▸ **Record list**:
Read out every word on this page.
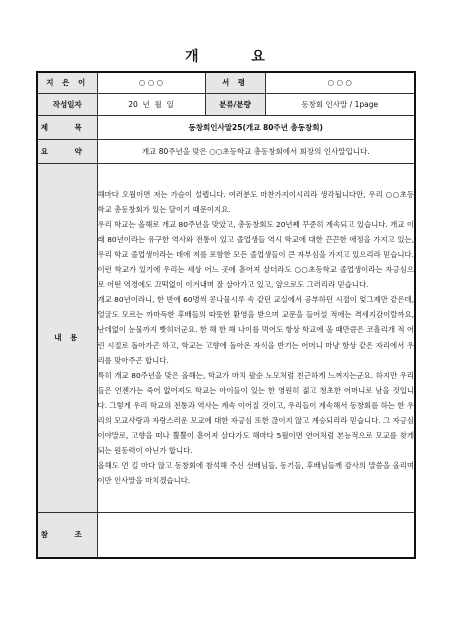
개 요
지 은 이	○ ○ ○	서 평	○ ○ ○
작성일자	20  년  월  일	분류/분량	동창회 인사말 / 1page
제 목	동창회인사말25(개교 80주년 총동창회)		
요 약	개교 80주년을 맞은 ○○초등학교 총동창회에서 회장의 인사말입니다.		
내 용	해마다 오월이면 저는 가슴이 설렙니다. 여러분도 마찬가지이시리라 생각됩니다만, 우리 ○○초등학교 총동창회가 있는 달이기 때문이지요.

우리 학교는 올해로 개교 80주년을 맞았고, 총동창회도 20년째 꾸준히 계속되고 있습니다. 개교 이래 80년이라는 유구한 역사와 전통이 있고 졸업생들 역시 학교에 대한 끈끈한 애정을 가지고 있는, 우리 학교 졸업생이라는 데에 저를 포함한 모든 졸업생들이 큰 자부심을 가지고 있으리라 믿습니다. 이런 학교가 있기에 우리는 세상 어느 곳에 흩어져 살더라도 ○○초등학교 졸업생이라는 자긍심으로 어떤 역경에도 끄떡없이 이겨내며 잘 살아가고 있고, 앞으로도 그러리라 믿습니다.

개교 80년이라니, 한 반에 60명씩 콩나물시루 속 같던 교실에서 공부하던 시절이 엊그제만 같은데, 얼굴도 모르는 까마득한 후배들의 따뜻한 환영을 받으며 교문을 들어설 적에는 격세지감이랄까요, 난데없이 눈물까지 빳히더군요. 한 해 한 해 나이를 먹어도 항상 학교에 올 때만큼은 코흘리개 적 어린 시절로 돌아가곤 하고, 학교는 고향에 돌아온 자식을 반기는 어머니 마냥 항상 같은 자리에서 우리를 맞아주곤 합니다.

특히 개교 80주년을 맞은 올해는, 학교가 마치 팔순 노모처럼 친근하게 느껴지는군요. 하지만 우리들은 언젠가는 죽어 없어져도 학교는 아이들이 있는 한 영원히 젊고 청초한 어머니로 남을 것입니다. 그렇게 우리 학교의 전통과 역사는 계속 이어질 것이고, 우리들이 계속해서 동창회를 하는 한 우리의 모교사랑과 자랑스러운 모교에 대한 자긍심 또한 끊이지 않고 계승되리라 믿습니다. 그 자긍심이야말로, 고향을 떠나 뿔뿔이 흩어져 살다가도 해마다 5월이면 연어처럼 본능적으로 모교를 찾게 되는 원동력이 아닌가 합니다.

올해도 먼 길 마다 않고 동창회에 참석해 주신 선배님들, 동기들, 후배님들께 감사의 말씀을 올리며 이만 인사말을 마치겠습니다.		

참 조			
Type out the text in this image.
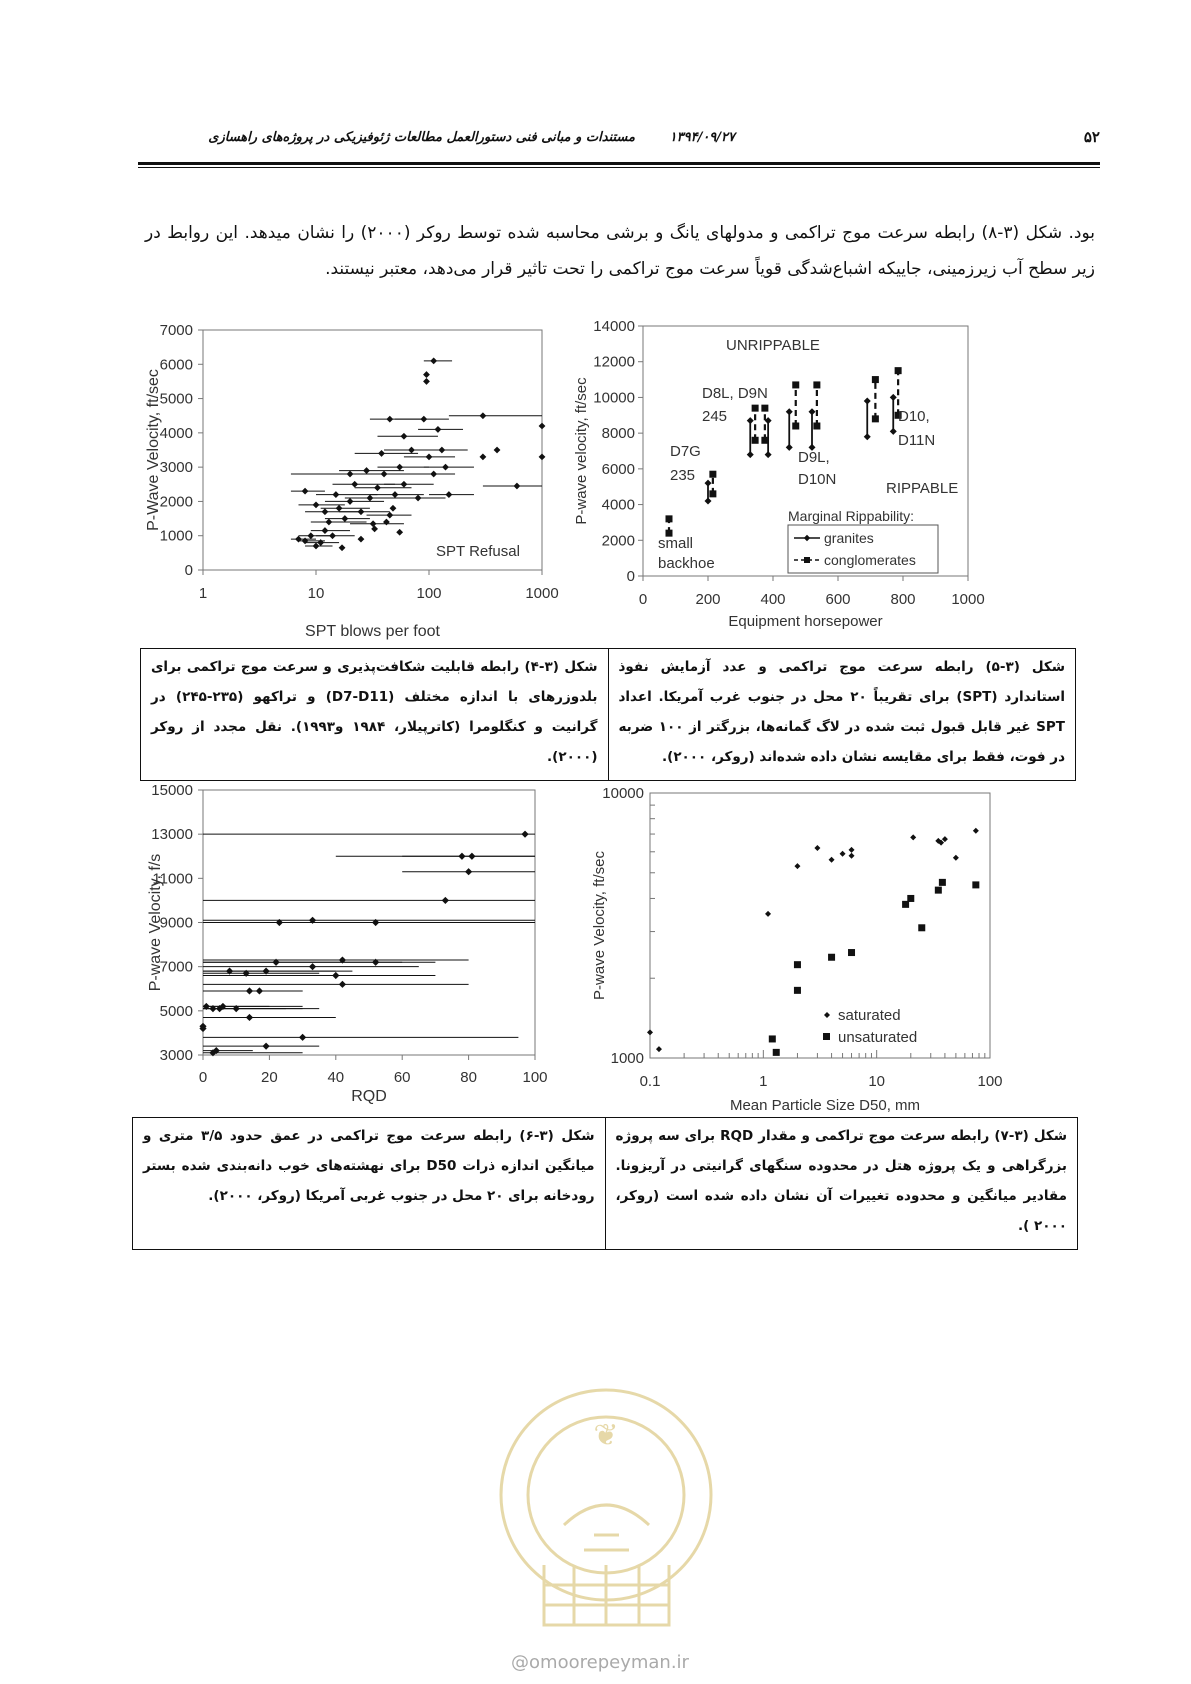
۵۲
۱۳۹۴/۰۹/۲۷
مستندات و مبانی فنی دستورالعمل مطالعات ژئوفیزیکی در پروژه‌های راهسازی
بود. شکل (۳-۸) رابطه سرعت موج تراکمی و مدولهای یانگ و برشی محاسبه شده توسط روکر (۲۰۰۰) را نشان میدهد. این روابط در زیر سطح آب زیرزمینی، جاییکه اشباع‌شدگی قویاً سرعت موج تراکمی را تحت تاثیر قرار می‌دهد، معتبر نیستند.
0
1000
2000
3000
4000
5000
6000
7000
1	10	100	1000
SPT blows per foot
P-Wave Velocity, ft/sec
SPT Refusal
0
2000
4000
6000
8000
10000
12000
14000
0	200	400	600	800 1000
Equipment horsepower
P-wave velocity, ft/sec
UNRIPPABLE
D8L, D9N
245
D7G
235
D9L,
D10N
D10,
D11N
RIPPABLE
small
backhoe
Marginal Rippability:
granites
conglomerates
شکل (۳-۴) رابطه قابلیت شکافت‌پذیری و سرعت موج تراکمی برای بلدوزرهای با اندازه مختلف (D7-D11) و تراکهو (۲۳۵-۲۴۵) در گرانیت و کنگلومرا (کاترپیلار، ۱۹۸۴ و۱۹۹۳). نقل مجدد از روکر (۲۰۰۰).	شکل (۳-۵) رابطه سرعت موج تراکمی و عدد آزمایش نفوذ استاندارد (SPT) برای تقریباً ۲۰ محل در جنوب غرب آمریکا. اعداد SPT غیر قابل قبول ثبت شده در لاگ گمانه‌ها، بزرگتر از ۱۰۰ ضربه در فوت، فقط برای مقایسه نشان داده شده‌اند (روکر، ۲۰۰۰).
3000
5000
7000
9000
11000
13000
15000
0	20	40	60	80	100
RQD
P-wave Velocity, f/s
1000
10000
0.1	1	10	100
Mean Particle Size D50, mm
P-wave Velocity, ft/sec
saturated
unsaturated
شکل (۳-۶) رابطه سرعت موج تراکمی در عمق حدود ۳/۵ متری و میانگین اندازه ذرات D50 برای نهشته‌های خوب دانه‌بندی شده بستر رودخانه برای ۲۰ محل در جنوب غربی آمریکا (روکر، ۲۰۰۰).	شکل (۳-۷) رابطه سرعت موج تراکمی و مقدار RQD برای سه پروژه بزرگراهی و یک پروژه هتل در محدوده سنگهای گرانیتی در آریزونا. مقادیر میانگین و محدوده تغییرات آن نشان داده شده است (روکر، ۲۰۰۰ ).
❦
@omoorepeyman.ir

▸ **Instructions to follow**:
From the listing above, report the number of lines containing the string "this", without any accompanying remarks.

▸ **Reply to the task**:
2